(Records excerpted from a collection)
==============================
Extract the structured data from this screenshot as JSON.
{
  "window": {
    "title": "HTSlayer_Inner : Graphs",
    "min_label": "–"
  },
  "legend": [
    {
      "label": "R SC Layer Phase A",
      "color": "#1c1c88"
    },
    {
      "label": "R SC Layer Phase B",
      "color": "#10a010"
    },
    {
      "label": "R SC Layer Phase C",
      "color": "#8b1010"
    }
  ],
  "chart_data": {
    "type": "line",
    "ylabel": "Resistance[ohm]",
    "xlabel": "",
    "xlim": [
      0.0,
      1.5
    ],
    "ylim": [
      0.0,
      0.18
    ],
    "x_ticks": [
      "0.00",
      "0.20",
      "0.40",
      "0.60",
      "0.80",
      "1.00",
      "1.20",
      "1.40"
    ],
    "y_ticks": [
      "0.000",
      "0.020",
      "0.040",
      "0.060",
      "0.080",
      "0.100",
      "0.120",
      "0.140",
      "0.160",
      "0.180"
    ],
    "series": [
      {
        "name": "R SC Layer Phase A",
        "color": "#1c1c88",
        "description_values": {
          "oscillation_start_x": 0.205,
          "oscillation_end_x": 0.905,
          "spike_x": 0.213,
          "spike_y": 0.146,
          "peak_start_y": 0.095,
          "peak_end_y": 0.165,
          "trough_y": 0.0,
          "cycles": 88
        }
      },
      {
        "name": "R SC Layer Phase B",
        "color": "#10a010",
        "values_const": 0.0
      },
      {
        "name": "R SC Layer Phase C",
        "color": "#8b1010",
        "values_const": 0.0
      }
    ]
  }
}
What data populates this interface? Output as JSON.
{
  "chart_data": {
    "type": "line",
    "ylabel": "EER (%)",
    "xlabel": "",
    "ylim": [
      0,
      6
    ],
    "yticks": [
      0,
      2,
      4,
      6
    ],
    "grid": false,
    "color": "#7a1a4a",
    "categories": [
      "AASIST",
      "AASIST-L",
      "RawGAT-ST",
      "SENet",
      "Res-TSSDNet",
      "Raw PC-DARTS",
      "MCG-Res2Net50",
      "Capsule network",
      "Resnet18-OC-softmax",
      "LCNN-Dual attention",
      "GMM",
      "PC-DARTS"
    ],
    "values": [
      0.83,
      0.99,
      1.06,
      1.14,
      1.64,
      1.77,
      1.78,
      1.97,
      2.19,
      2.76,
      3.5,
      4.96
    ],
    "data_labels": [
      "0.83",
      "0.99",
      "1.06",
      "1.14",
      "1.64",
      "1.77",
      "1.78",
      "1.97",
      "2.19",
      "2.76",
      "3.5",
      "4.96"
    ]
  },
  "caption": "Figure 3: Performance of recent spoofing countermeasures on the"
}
==============================
Gather each line from the entries above that includes the word "this".

Extract the structured data from this screenshot as JSON.
What data populates this interface? Output as JSON.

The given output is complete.